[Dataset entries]
===============
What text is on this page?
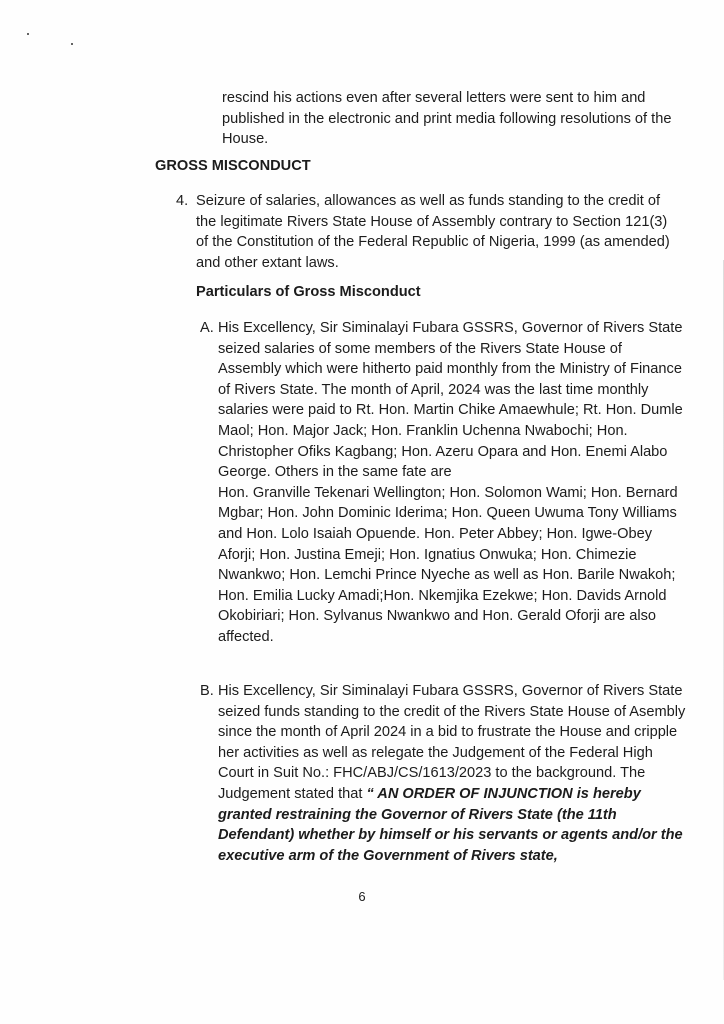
rescind his actions even after several letters were sent to him and published in the electronic and print media following resolutions of the House.

GROSS MISCONDUCT
4. Seizure of salaries, allowances as well as funds standing to the credit of the legitimate Rivers State House of Assembly contrary to Section 121(3) of the Constitution of the Federal Republic of Nigeria, 1999 (as amended) and other extant laws.

Particulars of Gross Misconduct
A. His Excellency, Sir Siminalayi Fubara GSSRS, Governor of Rivers State seized salaries of some members of the Rivers State House of Assembly which were hitherto paid monthly from the Ministry of Finance of Rivers State. The month of April, 2024 was the last time monthly salaries were paid to Rt. Hon. Martin Chike Amaewhule; Rt. Hon. Dumle Maol; Hon. Major Jack; Hon. Franklin Uchenna Nwabochi; Hon. Christopher Ofiks Kagbang; Hon. Azeru Opara and Hon. Enemi Alabo George. Others in the same fate are
Hon. Granville Tekenari Wellington; Hon. Solomon Wami; Hon. Bernard Mgbar; Hon. John Dominic Iderima; Hon. Queen Uwuma Tony Williams and Hon. Lolo Isaiah Opuende. Hon. Peter Abbey; Hon. Igwe-Obey Aforji; Hon. Justina Emeji; Hon. Ignatius Onwuka; Hon. Chimezie Nwankwo; Hon. Lemchi Prince Nyeche as well as Hon. Barile Nwakoh; Hon. Emilia Lucky Amadi;Hon. Nkemjika Ezekwe; Hon. Davids Arnold Okobiriari; Hon. Sylvanus Nwankwo and Hon. Gerald Oforji are also affected.
B. His Excellency, Sir Siminalayi Fubara GSSRS, Governor of Rivers State seized funds standing to the credit of the Rivers State House of Asembly since the month of April 2024 in a bid to frustrate the House and cripple her activities as well as relegate the Judgement of the Federal High Court in Suit No.: FHC/ABJ/CS/1613/2023 to the background. The Judgement stated that “ AN ORDER OF INJUNCTION is hereby granted restraining the Governor of Rivers State (the 11th Defendant) whether by himself or his servants or agents and/or the executive arm of the Government of Rivers state,
6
===============
*Set problem*. Give back the entries verbatim. Do not include any picture.

*The answer*.
What text is on this page?
rescind his actions even after several letters were sent to him and published in the electronic and print media following resolutions of the House.

GROSS MISCONDUCT
4. Seizure of salaries, allowances as well as funds standing to the credit of the legitimate Rivers State House of Assembly contrary to Section 121(3) of the Constitution of the Federal Republic of Nigeria, 1999 (as amended) and other extant laws.

Particulars of Gross Misconduct
A. His Excellency, Sir Siminalayi Fubara GSSRS, Governor of Rivers State seized salaries of some members of the Rivers State House of Assembly which were hitherto paid monthly from the Ministry of Finance of Rivers State. The month of April, 2024 was the last time monthly salaries were paid to Rt. Hon. Martin Chike Amaewhule; Rt. Hon. Dumle Maol; Hon. Major Jack; Hon. Franklin Uchenna Nwabochi; Hon. Christopher Ofiks Kagbang; Hon. Azeru Opara and Hon. Enemi Alabo George. Others in the same fate are
Hon. Granville Tekenari Wellington; Hon. Solomon Wami; Hon. Bernard Mgbar; Hon. John Dominic Iderima; Hon. Queen Uwuma Tony Williams and Hon. Lolo Isaiah Opuende. Hon. Peter Abbey; Hon. Igwe-Obey Aforji; Hon. Justina Emeji; Hon. Ignatius Onwuka; Hon. Chimezie Nwankwo; Hon. Lemchi Prince Nyeche as well as Hon. Barile Nwakoh; Hon. Emilia Lucky Amadi;Hon. Nkemjika Ezekwe; Hon. Davids Arnold Okobiriari; Hon. Sylvanus Nwankwo and Hon. Gerald Oforji are also affected.
B. His Excellency, Sir Siminalayi Fubara GSSRS, Governor of Rivers State seized funds standing to the credit of the Rivers State House of Asembly since the month of April 2024 in a bid to frustrate the House and cripple her activities as well as relegate the Judgement of the Federal High Court in Suit No.: FHC/ABJ/CS/1613/2023 to the background. The Judgement stated that “ AN ORDER OF INJUNCTION is hereby granted restraining the Governor of Rivers State (the 11th Defendant) whether by himself or his servants or agents and/or the executive arm of the Government of Rivers state,
6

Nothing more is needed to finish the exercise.